> **Figure contents as structured data**
━━━━━━━━━━

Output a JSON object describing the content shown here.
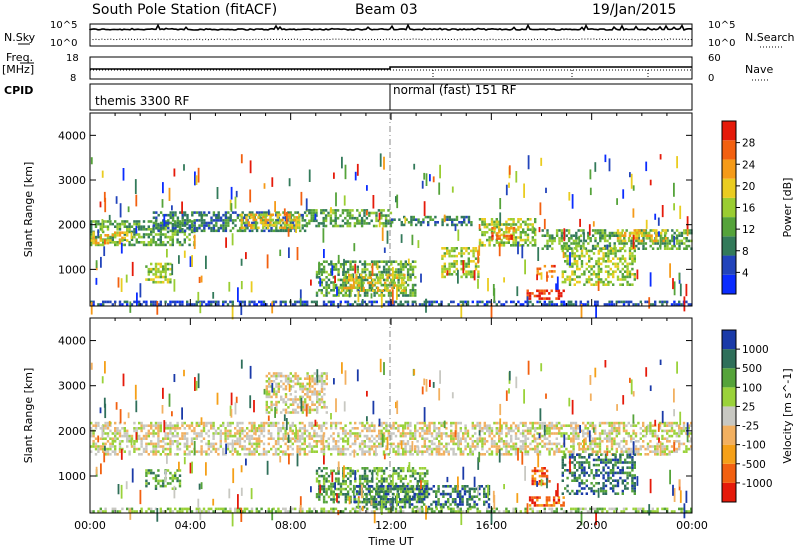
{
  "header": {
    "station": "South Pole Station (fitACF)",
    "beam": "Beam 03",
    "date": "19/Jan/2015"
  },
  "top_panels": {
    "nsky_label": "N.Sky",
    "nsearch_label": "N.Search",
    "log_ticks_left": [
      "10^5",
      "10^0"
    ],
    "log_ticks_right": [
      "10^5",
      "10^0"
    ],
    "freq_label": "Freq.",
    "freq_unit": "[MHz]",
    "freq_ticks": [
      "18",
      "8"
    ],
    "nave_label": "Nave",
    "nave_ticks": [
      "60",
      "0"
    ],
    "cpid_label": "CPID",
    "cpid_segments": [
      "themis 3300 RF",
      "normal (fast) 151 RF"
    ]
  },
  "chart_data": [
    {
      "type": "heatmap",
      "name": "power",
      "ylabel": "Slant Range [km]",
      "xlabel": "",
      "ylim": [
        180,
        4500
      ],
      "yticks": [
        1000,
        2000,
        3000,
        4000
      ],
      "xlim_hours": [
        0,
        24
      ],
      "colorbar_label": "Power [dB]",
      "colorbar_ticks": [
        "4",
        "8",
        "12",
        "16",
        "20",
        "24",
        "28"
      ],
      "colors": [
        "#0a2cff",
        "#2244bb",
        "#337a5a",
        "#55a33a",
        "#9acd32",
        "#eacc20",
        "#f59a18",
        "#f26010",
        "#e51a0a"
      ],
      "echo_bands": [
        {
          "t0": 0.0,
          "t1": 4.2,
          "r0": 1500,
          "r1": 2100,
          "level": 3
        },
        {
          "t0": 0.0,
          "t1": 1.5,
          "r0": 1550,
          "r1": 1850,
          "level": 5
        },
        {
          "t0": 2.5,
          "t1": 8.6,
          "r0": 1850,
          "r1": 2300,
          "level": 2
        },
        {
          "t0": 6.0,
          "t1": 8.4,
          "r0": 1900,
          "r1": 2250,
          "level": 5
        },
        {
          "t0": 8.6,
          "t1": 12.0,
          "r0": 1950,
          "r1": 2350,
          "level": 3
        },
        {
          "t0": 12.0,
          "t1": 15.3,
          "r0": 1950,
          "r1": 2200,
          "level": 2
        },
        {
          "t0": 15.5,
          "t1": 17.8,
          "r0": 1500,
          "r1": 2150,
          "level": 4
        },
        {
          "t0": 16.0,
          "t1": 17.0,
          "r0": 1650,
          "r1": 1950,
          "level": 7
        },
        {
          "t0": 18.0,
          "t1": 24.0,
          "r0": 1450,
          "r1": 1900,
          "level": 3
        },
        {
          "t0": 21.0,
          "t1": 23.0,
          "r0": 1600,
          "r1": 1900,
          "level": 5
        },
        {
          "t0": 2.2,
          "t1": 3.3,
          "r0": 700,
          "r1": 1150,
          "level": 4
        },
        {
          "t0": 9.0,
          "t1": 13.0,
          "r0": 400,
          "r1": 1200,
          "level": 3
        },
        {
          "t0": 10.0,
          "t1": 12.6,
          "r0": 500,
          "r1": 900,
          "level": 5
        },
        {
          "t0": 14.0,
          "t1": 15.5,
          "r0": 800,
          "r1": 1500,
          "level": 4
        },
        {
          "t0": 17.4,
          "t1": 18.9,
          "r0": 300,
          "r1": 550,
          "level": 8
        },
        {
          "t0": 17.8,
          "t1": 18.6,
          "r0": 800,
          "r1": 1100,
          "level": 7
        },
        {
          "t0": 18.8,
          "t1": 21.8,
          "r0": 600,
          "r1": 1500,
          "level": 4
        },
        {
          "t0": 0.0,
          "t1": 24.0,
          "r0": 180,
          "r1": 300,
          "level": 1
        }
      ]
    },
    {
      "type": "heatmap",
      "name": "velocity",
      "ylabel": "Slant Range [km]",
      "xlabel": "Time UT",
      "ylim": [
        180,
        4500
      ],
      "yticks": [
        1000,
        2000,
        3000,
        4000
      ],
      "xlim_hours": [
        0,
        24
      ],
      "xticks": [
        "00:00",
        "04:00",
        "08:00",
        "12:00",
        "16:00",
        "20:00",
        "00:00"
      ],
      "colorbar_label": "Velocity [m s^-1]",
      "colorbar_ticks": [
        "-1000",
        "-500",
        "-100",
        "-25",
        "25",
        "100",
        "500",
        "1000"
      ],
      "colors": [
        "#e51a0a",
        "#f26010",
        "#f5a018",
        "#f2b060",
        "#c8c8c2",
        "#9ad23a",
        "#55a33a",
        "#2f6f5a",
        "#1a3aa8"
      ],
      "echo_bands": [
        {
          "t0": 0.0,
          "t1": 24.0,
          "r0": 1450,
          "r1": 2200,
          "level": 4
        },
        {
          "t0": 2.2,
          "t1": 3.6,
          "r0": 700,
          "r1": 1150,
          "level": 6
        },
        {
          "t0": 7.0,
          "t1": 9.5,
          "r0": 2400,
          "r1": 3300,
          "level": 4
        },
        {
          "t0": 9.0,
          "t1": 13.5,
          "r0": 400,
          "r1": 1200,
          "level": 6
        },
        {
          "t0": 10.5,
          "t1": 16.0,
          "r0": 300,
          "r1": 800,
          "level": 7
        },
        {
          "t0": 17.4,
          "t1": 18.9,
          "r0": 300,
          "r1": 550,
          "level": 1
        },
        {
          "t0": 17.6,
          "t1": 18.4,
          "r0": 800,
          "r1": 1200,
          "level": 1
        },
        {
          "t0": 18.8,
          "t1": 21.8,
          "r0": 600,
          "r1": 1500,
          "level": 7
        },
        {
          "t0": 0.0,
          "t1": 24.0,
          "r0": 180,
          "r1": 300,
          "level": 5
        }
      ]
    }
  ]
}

━━━━━━━━━━

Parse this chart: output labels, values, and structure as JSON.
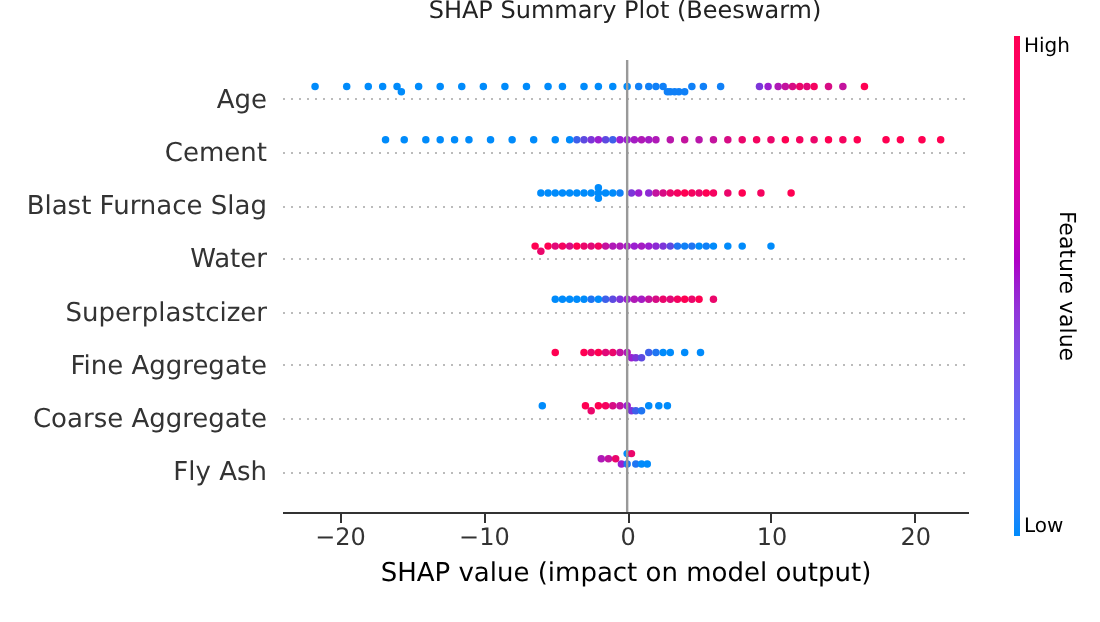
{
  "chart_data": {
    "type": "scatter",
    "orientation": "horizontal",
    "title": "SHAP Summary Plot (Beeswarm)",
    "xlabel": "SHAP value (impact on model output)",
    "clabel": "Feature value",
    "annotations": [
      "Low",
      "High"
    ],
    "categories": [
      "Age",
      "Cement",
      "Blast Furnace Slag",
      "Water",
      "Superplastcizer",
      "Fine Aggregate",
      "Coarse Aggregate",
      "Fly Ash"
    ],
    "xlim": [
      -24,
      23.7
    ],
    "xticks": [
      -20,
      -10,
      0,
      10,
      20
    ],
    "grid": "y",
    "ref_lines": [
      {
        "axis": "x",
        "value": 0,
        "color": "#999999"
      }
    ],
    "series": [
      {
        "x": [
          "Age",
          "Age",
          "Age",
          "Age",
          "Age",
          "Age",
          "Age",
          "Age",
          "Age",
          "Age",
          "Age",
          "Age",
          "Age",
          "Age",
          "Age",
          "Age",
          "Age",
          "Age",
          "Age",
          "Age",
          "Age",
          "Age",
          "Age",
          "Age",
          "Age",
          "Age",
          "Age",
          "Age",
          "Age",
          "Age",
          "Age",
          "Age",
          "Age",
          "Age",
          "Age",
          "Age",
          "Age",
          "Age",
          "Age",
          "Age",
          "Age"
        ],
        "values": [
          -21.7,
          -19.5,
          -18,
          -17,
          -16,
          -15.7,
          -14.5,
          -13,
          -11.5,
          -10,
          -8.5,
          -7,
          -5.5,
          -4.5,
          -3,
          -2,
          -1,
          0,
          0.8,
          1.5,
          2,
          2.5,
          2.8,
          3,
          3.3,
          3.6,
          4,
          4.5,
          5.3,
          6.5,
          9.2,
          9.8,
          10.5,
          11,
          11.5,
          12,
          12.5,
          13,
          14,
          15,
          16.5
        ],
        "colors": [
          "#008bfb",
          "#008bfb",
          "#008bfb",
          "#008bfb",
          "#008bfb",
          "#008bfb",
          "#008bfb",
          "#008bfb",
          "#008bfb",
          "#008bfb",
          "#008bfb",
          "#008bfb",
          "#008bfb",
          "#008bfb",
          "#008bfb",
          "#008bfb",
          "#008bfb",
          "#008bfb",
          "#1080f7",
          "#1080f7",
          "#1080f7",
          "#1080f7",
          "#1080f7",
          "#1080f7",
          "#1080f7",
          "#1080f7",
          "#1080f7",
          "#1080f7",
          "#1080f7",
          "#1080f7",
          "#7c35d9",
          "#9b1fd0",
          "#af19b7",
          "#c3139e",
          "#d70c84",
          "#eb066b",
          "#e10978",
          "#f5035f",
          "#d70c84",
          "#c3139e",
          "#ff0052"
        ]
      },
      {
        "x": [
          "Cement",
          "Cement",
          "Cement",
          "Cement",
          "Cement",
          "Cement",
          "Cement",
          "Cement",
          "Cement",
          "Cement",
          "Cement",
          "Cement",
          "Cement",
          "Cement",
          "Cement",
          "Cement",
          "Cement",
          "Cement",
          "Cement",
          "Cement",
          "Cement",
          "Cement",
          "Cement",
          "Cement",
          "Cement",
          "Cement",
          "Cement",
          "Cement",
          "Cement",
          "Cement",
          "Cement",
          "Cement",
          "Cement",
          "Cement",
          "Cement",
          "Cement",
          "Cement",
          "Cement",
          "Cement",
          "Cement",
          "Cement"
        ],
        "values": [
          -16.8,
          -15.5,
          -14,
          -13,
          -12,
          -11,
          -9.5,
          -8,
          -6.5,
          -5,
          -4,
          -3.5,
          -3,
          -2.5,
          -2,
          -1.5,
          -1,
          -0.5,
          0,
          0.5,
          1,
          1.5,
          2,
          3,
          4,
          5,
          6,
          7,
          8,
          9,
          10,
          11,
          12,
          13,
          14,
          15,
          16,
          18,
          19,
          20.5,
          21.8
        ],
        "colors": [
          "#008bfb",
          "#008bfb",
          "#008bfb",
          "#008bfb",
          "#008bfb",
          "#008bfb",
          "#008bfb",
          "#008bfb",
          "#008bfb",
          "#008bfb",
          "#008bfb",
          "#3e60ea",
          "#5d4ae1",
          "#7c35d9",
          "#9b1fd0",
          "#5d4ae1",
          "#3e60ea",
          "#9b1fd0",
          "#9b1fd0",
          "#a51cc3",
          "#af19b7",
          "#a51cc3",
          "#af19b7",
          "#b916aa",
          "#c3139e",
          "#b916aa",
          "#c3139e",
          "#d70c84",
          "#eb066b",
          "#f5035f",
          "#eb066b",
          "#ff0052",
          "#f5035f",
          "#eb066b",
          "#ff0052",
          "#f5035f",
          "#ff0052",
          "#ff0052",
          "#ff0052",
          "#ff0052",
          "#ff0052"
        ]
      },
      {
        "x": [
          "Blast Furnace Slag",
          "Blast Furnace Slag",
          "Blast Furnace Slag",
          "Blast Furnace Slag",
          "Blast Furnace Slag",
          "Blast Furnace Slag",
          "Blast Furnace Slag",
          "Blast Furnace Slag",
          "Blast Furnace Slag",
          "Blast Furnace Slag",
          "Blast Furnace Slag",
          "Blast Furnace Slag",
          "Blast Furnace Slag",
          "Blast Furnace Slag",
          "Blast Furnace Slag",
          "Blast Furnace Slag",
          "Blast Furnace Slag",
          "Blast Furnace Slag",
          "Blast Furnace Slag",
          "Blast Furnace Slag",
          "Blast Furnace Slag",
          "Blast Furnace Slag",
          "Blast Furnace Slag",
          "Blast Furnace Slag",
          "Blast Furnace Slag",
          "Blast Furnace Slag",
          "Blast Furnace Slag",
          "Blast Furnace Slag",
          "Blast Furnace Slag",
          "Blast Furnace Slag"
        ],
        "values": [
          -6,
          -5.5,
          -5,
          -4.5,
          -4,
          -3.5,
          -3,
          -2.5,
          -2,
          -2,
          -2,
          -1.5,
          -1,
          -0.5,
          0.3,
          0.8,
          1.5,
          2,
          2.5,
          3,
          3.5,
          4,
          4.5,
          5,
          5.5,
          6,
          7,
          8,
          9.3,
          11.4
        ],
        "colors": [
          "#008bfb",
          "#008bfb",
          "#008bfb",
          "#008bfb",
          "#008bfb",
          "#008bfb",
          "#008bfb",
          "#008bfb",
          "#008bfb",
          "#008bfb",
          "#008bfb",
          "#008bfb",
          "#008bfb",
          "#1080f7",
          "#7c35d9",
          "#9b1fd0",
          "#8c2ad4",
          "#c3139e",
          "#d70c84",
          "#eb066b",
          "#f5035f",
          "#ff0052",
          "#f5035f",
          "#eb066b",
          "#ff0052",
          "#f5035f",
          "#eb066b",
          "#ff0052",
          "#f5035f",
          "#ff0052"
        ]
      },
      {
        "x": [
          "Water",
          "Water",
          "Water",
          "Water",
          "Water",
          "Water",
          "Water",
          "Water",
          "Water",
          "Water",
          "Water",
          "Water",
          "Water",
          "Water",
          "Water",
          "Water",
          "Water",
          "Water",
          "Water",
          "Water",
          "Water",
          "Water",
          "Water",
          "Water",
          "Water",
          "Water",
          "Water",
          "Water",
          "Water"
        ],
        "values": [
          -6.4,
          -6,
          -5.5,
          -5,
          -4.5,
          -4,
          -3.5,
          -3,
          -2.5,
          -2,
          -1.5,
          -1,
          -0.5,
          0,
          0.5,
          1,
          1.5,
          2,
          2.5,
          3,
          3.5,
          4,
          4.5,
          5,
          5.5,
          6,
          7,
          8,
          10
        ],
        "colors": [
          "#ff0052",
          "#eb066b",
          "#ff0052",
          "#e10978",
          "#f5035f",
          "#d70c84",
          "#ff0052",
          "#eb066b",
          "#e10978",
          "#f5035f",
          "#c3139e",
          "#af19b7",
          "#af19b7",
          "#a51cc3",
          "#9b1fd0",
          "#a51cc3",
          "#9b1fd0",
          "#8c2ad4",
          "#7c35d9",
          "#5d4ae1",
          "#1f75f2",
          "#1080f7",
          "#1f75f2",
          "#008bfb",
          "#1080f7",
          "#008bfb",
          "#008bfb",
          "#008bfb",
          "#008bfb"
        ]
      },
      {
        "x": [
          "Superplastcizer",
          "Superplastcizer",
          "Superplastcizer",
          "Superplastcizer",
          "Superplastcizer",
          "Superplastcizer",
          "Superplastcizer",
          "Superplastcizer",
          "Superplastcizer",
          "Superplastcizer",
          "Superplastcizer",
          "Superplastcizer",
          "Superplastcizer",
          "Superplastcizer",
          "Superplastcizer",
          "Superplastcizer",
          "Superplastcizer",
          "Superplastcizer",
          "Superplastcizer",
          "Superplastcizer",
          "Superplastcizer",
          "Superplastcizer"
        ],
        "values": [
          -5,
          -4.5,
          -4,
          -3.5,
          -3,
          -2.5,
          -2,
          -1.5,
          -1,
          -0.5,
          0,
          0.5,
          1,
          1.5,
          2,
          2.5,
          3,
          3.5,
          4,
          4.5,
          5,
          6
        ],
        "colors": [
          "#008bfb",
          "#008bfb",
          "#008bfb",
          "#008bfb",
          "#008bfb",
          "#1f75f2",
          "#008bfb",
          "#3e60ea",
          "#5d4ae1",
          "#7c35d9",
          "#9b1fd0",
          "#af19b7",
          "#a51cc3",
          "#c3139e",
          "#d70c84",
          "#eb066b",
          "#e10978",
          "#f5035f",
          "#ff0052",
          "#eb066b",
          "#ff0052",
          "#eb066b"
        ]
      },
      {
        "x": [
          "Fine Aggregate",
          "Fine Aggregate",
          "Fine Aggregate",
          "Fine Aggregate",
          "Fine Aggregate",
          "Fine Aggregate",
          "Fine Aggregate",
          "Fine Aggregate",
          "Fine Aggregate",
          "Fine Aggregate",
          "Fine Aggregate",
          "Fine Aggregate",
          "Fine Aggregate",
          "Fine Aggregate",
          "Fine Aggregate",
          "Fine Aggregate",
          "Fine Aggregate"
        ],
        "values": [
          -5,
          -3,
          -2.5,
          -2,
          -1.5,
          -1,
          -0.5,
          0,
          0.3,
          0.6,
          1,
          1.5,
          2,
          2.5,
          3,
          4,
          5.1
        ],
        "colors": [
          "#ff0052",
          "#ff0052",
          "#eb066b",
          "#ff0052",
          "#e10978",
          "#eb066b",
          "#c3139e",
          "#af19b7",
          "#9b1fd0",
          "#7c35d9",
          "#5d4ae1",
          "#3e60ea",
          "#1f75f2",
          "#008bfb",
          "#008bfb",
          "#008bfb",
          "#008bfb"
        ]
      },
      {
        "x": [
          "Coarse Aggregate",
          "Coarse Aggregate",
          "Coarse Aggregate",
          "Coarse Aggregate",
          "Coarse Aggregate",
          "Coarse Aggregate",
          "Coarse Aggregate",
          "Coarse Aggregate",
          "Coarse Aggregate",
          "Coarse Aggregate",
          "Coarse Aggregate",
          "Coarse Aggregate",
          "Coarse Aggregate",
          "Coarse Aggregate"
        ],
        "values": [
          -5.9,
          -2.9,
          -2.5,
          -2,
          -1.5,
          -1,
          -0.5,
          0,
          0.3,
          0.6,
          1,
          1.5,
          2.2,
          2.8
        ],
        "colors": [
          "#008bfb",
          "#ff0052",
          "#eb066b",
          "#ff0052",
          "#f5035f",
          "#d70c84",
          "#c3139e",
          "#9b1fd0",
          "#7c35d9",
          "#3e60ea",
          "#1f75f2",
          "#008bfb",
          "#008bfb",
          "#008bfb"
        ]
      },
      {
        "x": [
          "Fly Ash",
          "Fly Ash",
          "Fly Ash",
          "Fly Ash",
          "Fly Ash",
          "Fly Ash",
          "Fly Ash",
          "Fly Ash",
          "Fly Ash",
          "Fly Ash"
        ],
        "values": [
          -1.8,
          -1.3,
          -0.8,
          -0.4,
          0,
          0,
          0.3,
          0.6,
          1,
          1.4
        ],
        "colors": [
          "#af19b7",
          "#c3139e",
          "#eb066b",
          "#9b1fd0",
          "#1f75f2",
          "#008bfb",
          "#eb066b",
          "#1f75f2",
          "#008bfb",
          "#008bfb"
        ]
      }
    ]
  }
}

━━━━━━━━━━

> **Given instruction**
Read the entries and select each line where the word "SHAP" is found.

> **Final result**
    "title": "SHAP Summary Plot (Beeswarm)",
    "xlabel": "SHAP value (impact on model output)",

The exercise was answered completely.